**Excerpts from a layout annotation set:**
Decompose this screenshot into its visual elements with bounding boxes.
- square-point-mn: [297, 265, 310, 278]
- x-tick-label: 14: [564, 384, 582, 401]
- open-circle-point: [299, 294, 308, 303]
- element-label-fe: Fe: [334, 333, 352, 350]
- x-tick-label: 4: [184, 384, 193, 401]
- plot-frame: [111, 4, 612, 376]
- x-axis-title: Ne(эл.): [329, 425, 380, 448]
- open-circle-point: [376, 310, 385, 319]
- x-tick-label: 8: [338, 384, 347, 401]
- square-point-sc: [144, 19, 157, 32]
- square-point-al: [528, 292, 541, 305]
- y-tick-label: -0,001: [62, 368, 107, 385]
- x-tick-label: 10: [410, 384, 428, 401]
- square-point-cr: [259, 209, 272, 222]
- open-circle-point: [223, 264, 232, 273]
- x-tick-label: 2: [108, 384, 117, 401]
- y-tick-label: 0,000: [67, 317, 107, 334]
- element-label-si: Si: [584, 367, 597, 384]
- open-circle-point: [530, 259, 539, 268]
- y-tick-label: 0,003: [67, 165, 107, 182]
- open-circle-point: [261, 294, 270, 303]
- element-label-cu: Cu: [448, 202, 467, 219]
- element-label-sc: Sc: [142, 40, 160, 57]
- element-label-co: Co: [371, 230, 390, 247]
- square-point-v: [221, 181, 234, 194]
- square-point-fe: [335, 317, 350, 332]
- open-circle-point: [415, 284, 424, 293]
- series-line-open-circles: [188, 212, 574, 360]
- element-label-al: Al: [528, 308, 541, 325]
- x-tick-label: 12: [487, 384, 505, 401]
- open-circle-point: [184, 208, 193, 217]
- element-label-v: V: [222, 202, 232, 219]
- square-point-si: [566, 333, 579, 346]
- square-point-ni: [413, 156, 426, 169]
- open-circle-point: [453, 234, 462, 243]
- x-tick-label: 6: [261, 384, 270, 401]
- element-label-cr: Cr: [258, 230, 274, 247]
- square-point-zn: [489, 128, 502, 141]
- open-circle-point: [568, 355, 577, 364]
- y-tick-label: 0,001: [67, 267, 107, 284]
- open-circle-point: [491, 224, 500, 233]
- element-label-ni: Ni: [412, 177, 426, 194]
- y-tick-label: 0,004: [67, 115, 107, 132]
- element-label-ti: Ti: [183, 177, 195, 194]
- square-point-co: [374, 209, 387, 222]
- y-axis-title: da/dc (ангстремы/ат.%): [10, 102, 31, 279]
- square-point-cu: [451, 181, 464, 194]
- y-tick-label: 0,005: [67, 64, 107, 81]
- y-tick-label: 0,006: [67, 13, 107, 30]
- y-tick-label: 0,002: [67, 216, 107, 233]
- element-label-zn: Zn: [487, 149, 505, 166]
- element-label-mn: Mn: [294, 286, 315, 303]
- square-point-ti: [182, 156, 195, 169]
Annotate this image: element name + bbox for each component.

---

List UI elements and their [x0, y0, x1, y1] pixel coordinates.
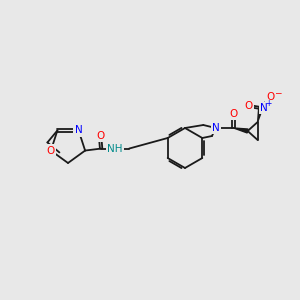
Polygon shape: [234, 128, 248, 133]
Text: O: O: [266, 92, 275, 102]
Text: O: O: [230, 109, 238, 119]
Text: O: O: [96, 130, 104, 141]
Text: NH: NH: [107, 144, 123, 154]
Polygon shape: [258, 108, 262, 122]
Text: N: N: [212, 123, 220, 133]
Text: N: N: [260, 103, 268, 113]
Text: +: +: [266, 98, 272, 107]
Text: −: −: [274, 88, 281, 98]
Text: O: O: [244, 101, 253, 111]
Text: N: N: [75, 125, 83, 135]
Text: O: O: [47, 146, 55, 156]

**The request:** Select each row above that contains the string "square" and copy those rows out in full.

**Solved problem:**
- square-point-mn: [297, 265, 310, 278]
- square-point-sc: [144, 19, 157, 32]
- square-point-al: [528, 292, 541, 305]
- square-point-cr: [259, 209, 272, 222]
- square-point-v: [221, 181, 234, 194]
- square-point-fe: [335, 317, 350, 332]
- square-point-si: [566, 333, 579, 346]
- square-point-ni: [413, 156, 426, 169]
- square-point-zn: [489, 128, 502, 141]
- square-point-co: [374, 209, 387, 222]
- square-point-cu: [451, 181, 464, 194]
- square-point-ti: [182, 156, 195, 169]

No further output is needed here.